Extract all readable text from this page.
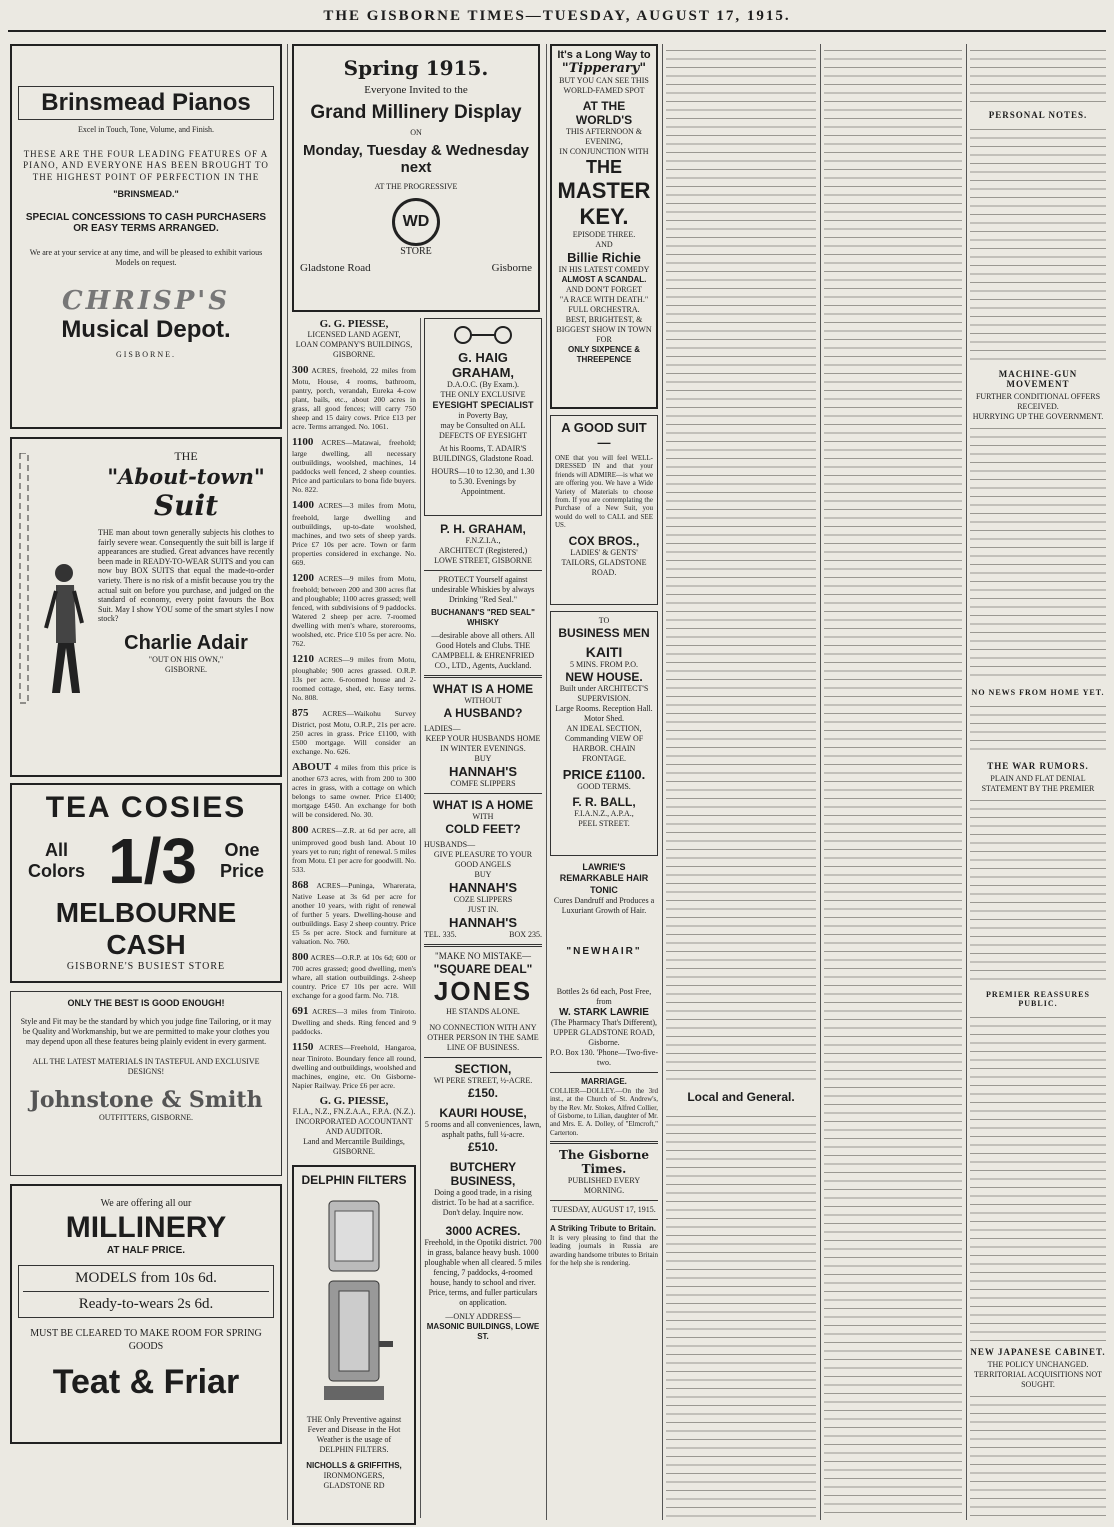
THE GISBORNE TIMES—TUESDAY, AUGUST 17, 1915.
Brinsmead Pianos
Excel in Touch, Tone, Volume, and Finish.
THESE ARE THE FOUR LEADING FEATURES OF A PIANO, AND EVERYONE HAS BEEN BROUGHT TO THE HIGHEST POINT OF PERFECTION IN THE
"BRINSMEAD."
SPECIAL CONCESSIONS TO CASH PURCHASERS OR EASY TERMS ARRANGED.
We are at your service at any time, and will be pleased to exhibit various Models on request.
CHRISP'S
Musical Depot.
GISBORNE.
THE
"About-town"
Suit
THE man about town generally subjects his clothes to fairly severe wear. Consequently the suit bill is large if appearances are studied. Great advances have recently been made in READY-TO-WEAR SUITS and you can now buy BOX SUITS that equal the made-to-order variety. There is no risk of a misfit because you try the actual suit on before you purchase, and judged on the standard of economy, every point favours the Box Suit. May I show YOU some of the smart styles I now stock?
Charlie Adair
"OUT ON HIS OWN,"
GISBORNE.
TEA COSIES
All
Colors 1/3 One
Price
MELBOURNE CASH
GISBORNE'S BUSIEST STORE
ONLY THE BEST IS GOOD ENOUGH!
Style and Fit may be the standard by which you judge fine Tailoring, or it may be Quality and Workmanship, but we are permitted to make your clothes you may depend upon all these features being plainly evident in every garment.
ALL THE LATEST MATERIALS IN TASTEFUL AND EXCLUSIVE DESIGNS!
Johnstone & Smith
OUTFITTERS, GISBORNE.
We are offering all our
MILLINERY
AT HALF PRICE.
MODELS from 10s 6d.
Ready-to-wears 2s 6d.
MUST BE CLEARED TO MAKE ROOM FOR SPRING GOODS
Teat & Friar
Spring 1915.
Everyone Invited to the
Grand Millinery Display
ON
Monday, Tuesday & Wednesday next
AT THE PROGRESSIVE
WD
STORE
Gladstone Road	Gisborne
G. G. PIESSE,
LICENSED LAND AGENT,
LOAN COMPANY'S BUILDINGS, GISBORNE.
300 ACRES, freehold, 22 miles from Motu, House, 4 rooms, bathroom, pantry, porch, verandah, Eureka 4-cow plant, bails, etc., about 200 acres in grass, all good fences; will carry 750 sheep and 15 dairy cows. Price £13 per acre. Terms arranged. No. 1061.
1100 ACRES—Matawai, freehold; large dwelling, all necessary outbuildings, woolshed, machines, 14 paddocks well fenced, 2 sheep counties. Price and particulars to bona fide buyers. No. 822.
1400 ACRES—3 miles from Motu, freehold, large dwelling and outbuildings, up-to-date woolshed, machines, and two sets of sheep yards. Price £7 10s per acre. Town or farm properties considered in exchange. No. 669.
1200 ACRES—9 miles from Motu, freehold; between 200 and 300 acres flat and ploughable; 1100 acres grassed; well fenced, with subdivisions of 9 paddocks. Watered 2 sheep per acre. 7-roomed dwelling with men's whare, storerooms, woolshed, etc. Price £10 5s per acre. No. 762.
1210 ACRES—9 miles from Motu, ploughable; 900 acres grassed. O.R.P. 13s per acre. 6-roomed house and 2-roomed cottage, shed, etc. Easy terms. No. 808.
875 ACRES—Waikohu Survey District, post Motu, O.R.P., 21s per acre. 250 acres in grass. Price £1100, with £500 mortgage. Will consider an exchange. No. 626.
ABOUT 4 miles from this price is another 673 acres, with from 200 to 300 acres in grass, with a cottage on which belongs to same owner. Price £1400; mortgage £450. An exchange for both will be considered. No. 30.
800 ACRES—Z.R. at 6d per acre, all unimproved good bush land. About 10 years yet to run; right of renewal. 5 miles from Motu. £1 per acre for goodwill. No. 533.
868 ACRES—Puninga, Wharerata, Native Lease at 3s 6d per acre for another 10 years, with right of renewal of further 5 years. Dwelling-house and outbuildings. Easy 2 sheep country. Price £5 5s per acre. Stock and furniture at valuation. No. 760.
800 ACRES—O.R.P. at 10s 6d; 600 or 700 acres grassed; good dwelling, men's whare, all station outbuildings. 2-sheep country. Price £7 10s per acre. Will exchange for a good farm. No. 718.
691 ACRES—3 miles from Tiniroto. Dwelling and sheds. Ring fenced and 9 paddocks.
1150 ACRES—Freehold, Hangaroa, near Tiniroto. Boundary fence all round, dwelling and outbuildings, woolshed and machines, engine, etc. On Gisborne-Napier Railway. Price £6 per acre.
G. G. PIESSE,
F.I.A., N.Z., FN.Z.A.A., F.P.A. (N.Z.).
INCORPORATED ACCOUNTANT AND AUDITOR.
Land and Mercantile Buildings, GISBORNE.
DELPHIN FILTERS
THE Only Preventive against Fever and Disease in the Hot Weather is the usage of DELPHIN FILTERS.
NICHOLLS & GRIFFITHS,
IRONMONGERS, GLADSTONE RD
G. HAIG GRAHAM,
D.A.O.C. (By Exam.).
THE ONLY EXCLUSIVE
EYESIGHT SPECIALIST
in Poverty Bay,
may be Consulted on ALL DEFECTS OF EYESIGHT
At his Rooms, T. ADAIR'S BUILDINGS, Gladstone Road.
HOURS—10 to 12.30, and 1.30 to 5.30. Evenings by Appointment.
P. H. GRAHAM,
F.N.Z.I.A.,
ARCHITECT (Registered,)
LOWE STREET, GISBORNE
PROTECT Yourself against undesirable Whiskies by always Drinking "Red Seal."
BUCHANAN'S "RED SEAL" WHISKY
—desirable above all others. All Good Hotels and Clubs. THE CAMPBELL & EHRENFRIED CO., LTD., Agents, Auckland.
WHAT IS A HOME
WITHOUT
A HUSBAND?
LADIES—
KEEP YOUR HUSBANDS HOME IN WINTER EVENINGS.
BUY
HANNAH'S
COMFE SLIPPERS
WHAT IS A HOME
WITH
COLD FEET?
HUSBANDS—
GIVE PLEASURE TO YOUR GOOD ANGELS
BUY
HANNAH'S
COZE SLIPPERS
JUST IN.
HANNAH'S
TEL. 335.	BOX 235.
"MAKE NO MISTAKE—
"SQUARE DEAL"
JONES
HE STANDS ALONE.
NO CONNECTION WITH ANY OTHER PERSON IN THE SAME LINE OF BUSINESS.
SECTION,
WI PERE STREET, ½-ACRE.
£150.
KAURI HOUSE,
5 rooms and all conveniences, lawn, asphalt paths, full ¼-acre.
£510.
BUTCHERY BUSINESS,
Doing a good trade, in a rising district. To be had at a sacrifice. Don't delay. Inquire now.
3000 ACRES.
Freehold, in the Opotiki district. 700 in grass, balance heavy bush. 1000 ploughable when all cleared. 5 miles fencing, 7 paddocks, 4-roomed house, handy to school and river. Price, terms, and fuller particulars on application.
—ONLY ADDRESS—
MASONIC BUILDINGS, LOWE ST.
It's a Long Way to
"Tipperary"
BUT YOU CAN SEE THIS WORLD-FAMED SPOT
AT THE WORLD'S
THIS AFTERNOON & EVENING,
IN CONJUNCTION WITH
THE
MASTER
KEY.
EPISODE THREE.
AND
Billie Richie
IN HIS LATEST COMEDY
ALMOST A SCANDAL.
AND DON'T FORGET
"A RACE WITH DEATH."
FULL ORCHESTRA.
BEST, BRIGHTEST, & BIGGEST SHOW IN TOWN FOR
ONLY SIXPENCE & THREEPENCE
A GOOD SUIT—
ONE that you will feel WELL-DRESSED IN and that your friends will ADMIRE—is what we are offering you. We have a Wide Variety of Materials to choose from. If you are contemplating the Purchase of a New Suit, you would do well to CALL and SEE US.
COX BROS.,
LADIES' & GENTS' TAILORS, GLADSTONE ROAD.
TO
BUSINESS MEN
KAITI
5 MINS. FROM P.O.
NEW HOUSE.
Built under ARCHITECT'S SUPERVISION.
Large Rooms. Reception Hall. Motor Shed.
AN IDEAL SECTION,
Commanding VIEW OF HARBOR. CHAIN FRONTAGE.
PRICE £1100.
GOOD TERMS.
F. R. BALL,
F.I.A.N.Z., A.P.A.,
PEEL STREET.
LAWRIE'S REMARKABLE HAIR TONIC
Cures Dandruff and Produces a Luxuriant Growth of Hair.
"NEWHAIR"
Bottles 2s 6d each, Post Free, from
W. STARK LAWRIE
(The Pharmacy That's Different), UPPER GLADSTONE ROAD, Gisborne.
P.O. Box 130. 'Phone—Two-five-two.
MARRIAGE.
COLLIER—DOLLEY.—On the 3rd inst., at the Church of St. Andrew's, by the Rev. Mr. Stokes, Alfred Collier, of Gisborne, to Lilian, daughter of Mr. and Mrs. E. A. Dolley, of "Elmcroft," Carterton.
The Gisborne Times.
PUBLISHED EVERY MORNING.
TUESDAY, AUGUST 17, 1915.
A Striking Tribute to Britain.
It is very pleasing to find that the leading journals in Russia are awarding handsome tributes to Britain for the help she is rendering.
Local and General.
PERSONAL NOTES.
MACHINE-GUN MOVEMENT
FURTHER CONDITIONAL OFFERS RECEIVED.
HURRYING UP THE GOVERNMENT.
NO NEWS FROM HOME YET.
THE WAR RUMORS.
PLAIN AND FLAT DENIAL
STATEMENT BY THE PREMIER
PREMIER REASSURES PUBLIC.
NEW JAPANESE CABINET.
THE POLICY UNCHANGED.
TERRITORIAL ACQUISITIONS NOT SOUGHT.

────────────────────

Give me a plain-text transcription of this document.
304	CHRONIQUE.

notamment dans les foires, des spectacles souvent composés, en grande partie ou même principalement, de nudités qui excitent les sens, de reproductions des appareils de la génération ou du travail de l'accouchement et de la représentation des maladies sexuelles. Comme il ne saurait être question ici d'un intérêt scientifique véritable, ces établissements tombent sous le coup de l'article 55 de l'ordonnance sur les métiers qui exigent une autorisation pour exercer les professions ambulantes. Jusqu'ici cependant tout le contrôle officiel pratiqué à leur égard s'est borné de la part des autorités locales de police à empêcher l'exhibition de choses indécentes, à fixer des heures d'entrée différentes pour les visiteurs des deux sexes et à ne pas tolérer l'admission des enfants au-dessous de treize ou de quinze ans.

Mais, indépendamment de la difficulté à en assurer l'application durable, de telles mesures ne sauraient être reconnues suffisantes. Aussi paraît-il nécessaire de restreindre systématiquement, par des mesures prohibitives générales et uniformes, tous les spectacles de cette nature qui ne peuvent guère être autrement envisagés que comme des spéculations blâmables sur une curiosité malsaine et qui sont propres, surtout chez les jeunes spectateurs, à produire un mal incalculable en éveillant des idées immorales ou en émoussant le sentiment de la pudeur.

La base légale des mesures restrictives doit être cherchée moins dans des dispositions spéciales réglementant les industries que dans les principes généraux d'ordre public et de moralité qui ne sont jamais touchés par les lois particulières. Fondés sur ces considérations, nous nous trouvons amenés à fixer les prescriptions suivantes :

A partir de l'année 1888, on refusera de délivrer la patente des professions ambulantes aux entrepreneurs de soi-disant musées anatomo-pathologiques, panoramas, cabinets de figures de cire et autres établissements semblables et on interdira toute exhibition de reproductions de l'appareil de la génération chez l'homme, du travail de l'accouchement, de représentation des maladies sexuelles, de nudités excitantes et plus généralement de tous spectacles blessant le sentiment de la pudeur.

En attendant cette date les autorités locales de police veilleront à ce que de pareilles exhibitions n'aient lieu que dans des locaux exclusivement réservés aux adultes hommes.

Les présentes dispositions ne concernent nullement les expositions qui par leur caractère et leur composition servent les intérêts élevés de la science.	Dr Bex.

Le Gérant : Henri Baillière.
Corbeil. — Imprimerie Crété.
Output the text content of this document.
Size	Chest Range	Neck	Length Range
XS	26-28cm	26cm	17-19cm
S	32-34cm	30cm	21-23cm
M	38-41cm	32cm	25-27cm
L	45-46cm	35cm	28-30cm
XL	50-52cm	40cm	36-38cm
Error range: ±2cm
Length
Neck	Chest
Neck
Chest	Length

────────────────────

### Set exercise
Select every line above that contains the word "PREMIER", and copy it.

### Exercise output
STATEMENT BY THE PREMIER
PREMIER REASSURES PUBLIC.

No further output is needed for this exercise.